• **Set exercise**:
Print the entries below word for word; the pictures stay out of your copy.

• **Records provided**:
◆ ◆ ◆
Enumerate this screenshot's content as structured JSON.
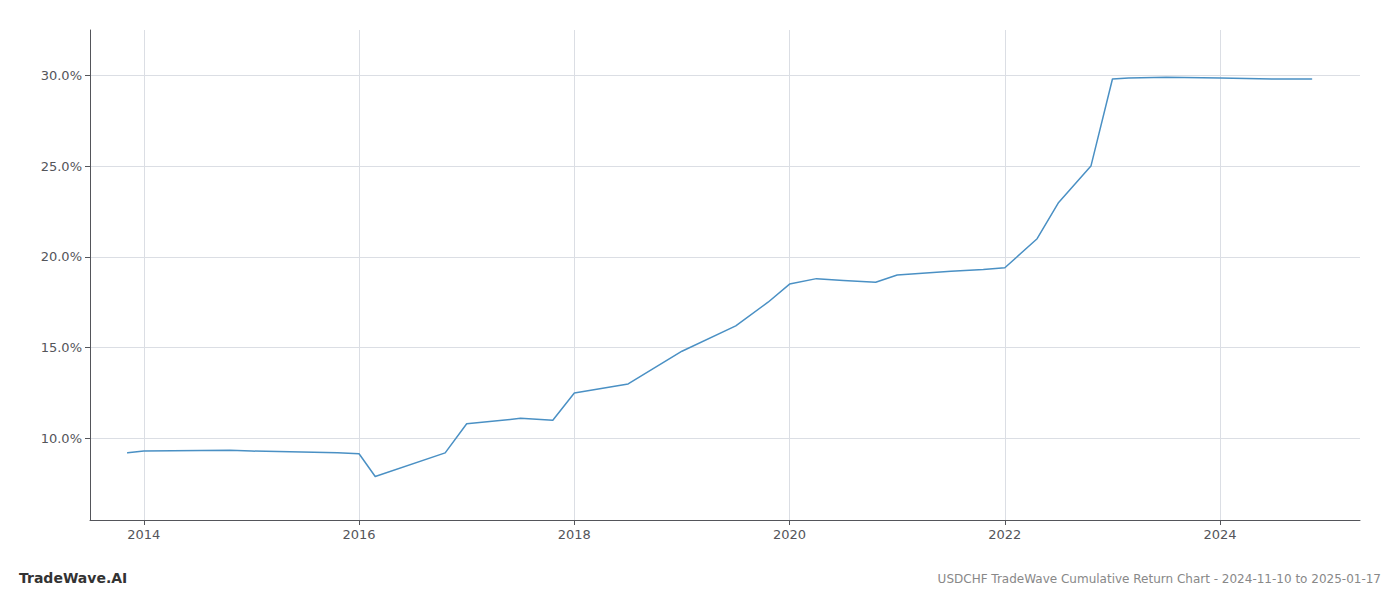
{
  "chart_data": {
    "type": "line",
    "title": "USDCHF TradeWave Cumulative Return Chart - 2024-11-10 to 2025-01-17",
    "annotations": [
      "TradeWave.AI"
    ],
    "color": "#4a90c4",
    "x": [
      2013.85,
      2014.0,
      2014.8,
      2015.0,
      2015.8,
      2016.0,
      2016.15,
      2016.8,
      2017.0,
      2017.5,
      2017.8,
      2018.0,
      2018.5,
      2019.0,
      2019.5,
      2019.8,
      2020.0,
      2020.25,
      2020.5,
      2020.8,
      2021.0,
      2021.5,
      2021.8,
      2022.0,
      2022.3,
      2022.5,
      2022.8,
      2023.0,
      2023.15,
      2023.5,
      2024.0,
      2024.5,
      2024.85
    ],
    "values": [
      9.2,
      9.3,
      9.35,
      9.3,
      9.2,
      9.15,
      7.9,
      9.2,
      10.8,
      11.1,
      11.0,
      12.5,
      13.0,
      14.8,
      16.2,
      17.5,
      18.5,
      18.8,
      18.7,
      18.6,
      19.0,
      19.2,
      19.3,
      19.4,
      21.0,
      23.0,
      25.0,
      29.8,
      29.85,
      29.9,
      29.85,
      29.8,
      29.8
    ],
    "xlim": [
      2013.5,
      2025.3
    ],
    "ylim": [
      5.5,
      32.5
    ],
    "xticks": [
      2014,
      2016,
      2018,
      2020,
      2022,
      2024
    ],
    "yticks": [
      {
        "value": 10.0,
        "label": "10.0%"
      },
      {
        "value": 15.0,
        "label": "15.0%"
      },
      {
        "value": 20.0,
        "label": "20.0%"
      },
      {
        "value": 25.0,
        "label": "25.0%"
      },
      {
        "value": 30.0,
        "label": "30.0%"
      }
    ],
    "grid": true
  }
}
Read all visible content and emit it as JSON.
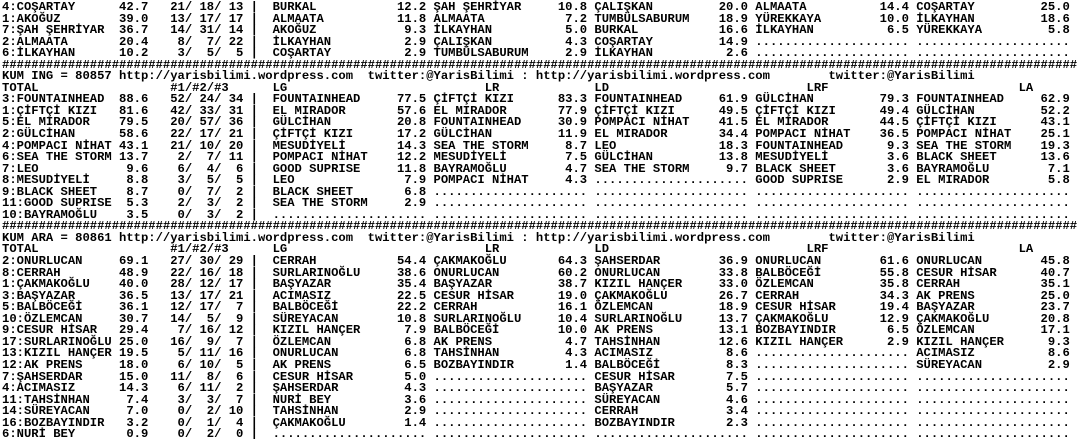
◆ ◆ ◆
• **Solution to this exercise**:
Enumerate this screenshot's content as structured JSON.
{
  "chart_data": {
    "type": "line",
    "title": "USDCHF TradeWave Cumulative Return Chart - 2024-11-10 to 2025-01-17",
    "annotations": [
      "TradeWave.AI"
    ],
    "color": "#4a90c4",
    "x": [
      2013.85,
      2014.0,
      2014.8,
      2015.0,
      2015.8,
      2016.0,
      2016.15,
      2016.8,
      2017.0,
      2017.5,
      2017.8,
      2018.0,
      2018.5,
      2019.0,
      2019.5,
      2019.8,
      2020.0,
      2020.25,
      2020.5,
      2020.8,
      2021.0,
      2021.5,
      2021.8,
      2022.0,
      2022.3,
      2022.5,
      2022.8,
      2023.0,
      2023.15,
      2023.5,
      2024.0,
      2024.5,
      2024.85
    ],
    "values": [
      9.2,
      9.3,
      9.35,
      9.3,
      9.2,
      9.15,
      7.9,
      9.2,
      10.8,
      11.1,
      11.0,
      12.5,
      13.0,
      14.8,
      16.2,
      17.5,
      18.5,
      18.8,
      18.7,
      18.6,
      19.0,
      19.2,
      19.3,
      19.4,
      21.0,
      23.0,
      25.0,
      29.8,
      29.85,
      29.9,
      29.85,
      29.8,
      29.8
    ],
    "xlim": [
      2013.5,
      2025.3
    ],
    "ylim": [
      5.5,
      32.5
    ],
    "xticks": [
      2014,
      2016,
      2018,
      2020,
      2022,
      2024
    ],
    "yticks": [
      {
        "value": 10.0,
        "label": "10.0%"
      },
      {
        "value": 15.0,
        "label": "15.0%"
      },
      {
        "value": 20.0,
        "label": "20.0%"
      },
      {
        "value": 25.0,
        "label": "25.0%"
      },
      {
        "value": 30.0,
        "label": "30.0%"
      }
    ],
    "grid": true
  }
}
Read all visible content and emit it as JSON.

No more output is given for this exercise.